-- Goal of the exercise --
Below are the records; pull every line that includes "pour".

-- Listing --
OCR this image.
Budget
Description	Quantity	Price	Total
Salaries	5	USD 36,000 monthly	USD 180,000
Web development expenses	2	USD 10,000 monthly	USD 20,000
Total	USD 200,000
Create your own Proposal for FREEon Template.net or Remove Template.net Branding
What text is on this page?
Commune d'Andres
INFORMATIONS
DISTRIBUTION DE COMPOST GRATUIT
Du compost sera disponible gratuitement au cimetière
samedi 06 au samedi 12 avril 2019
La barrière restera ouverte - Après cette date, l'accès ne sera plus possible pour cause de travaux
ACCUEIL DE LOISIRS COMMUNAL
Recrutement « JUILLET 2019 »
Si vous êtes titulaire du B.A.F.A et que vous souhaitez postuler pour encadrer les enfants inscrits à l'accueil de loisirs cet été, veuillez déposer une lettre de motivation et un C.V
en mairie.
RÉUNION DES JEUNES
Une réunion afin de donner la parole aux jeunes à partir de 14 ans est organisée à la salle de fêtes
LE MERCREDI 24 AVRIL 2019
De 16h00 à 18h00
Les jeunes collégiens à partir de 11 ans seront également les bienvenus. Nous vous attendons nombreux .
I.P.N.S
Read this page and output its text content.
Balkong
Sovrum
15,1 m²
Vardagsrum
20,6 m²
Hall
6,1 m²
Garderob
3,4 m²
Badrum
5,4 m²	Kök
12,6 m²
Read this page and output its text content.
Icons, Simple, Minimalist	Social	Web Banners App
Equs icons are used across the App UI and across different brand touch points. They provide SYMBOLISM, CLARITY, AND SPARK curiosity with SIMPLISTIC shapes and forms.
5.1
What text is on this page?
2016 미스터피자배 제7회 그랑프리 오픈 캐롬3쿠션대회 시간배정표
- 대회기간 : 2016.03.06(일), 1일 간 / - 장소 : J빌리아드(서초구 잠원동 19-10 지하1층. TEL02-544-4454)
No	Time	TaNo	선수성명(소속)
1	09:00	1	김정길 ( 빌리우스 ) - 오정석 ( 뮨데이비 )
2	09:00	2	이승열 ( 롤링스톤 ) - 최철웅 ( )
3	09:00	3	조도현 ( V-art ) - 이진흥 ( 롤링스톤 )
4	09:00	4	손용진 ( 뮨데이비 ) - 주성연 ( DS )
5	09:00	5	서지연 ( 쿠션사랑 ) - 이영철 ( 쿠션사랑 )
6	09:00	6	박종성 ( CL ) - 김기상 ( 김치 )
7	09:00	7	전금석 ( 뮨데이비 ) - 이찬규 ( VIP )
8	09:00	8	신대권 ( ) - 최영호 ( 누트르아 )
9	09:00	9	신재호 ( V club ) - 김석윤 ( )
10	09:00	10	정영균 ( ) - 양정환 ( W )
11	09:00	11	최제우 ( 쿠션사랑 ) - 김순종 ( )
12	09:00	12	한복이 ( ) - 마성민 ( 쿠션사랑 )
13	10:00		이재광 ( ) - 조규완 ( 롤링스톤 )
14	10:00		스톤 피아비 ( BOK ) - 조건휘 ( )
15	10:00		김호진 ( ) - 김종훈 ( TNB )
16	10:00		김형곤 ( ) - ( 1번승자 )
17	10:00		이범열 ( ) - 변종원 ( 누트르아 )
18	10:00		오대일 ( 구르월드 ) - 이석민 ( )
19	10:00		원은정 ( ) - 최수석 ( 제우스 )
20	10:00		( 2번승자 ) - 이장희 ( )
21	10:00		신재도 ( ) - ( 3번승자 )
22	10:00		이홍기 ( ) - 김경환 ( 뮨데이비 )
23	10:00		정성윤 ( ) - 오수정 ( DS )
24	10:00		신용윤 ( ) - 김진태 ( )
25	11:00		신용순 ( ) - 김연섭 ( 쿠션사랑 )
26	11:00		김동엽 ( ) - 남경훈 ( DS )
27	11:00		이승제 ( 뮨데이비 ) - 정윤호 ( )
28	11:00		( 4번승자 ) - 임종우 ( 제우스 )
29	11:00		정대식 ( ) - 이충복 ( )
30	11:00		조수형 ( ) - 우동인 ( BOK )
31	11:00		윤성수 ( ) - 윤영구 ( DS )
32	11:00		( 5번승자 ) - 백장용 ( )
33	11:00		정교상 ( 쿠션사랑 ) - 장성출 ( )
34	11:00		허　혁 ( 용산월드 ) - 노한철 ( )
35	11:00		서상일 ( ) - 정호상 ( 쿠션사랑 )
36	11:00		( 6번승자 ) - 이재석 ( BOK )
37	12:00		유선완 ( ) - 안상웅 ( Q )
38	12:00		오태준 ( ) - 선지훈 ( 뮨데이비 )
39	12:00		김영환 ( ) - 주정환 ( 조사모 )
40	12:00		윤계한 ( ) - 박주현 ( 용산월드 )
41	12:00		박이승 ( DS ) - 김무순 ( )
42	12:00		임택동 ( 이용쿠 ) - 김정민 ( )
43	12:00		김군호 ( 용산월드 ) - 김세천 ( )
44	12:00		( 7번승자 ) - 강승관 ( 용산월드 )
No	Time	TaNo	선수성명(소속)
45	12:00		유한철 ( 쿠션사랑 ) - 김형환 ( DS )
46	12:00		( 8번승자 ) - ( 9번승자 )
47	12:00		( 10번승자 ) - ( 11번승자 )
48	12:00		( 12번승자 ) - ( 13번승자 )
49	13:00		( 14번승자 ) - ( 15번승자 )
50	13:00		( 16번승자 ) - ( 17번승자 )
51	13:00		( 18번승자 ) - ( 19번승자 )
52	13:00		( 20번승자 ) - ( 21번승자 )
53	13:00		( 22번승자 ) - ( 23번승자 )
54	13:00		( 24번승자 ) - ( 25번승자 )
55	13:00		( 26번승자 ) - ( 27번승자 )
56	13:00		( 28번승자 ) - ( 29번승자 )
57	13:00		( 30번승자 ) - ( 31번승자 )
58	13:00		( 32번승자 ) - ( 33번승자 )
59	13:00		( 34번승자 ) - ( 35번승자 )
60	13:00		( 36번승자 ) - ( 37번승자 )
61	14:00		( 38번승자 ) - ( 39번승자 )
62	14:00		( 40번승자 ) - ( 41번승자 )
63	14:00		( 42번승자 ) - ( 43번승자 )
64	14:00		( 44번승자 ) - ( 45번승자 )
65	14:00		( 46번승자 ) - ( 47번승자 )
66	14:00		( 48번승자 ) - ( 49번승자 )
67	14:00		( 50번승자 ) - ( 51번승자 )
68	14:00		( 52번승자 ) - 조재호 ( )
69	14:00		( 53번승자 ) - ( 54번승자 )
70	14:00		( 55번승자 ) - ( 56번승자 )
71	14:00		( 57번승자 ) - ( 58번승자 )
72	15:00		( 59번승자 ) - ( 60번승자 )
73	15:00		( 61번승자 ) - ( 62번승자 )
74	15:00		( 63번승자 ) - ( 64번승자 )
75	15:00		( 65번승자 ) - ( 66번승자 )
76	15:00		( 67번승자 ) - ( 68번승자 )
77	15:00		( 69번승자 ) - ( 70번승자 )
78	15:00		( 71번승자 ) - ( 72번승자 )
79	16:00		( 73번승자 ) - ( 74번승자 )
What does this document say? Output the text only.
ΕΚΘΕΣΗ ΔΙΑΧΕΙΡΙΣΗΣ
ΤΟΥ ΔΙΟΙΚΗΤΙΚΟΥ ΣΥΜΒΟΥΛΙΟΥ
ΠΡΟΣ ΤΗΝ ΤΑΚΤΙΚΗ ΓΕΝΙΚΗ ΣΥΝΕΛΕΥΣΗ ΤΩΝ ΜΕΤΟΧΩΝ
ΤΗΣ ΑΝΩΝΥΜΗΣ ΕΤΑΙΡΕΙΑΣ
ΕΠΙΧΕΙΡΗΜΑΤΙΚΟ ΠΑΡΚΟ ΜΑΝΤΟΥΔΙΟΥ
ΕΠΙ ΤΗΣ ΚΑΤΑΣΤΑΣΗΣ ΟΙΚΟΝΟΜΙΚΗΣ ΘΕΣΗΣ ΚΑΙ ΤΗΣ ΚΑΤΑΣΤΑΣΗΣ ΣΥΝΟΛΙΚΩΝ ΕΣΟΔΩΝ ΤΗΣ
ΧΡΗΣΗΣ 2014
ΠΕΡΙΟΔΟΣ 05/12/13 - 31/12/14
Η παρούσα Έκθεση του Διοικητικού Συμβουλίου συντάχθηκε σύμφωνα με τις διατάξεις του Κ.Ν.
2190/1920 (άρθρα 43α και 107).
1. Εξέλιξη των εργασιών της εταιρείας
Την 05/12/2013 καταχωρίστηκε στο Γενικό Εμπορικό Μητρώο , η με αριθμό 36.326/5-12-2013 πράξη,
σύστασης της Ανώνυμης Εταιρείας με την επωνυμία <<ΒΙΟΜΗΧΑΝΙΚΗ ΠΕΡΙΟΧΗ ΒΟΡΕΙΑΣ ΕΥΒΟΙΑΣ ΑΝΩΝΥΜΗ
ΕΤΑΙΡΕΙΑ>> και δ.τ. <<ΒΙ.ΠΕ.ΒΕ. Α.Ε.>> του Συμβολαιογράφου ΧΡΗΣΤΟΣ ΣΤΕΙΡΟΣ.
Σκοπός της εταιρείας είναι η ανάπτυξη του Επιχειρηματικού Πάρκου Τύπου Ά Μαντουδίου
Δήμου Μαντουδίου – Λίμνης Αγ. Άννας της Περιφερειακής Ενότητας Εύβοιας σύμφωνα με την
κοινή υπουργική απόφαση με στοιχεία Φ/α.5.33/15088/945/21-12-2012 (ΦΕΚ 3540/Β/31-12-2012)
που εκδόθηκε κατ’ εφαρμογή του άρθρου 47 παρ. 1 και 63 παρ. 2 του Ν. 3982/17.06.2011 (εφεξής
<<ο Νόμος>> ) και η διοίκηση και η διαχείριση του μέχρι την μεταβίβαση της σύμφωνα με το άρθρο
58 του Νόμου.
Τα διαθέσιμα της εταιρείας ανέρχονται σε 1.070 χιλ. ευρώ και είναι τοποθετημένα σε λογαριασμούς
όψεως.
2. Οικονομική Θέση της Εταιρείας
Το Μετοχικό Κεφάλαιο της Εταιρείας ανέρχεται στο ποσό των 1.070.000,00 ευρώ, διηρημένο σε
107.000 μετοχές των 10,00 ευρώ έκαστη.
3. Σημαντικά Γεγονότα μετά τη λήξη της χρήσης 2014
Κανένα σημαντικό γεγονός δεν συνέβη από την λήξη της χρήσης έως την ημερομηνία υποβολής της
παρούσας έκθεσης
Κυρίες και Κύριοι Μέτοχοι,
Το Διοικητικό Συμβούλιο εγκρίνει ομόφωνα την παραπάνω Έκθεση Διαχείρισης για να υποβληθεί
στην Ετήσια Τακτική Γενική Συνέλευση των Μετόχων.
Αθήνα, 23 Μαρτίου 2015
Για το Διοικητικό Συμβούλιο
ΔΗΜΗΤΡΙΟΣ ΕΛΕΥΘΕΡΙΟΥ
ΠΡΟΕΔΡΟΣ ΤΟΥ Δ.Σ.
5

-- Exercise response --
La barrière restera ouverte - Après cette date, l'accès ne sera plus possible pour cause de travaux
Si vous êtes titulaire du B.A.F.A et que vous souhaitez postuler pour encadrer les enfants inscrits à l'accueil de loisirs cet été, veuillez déposer une lettre de motivation et un C.V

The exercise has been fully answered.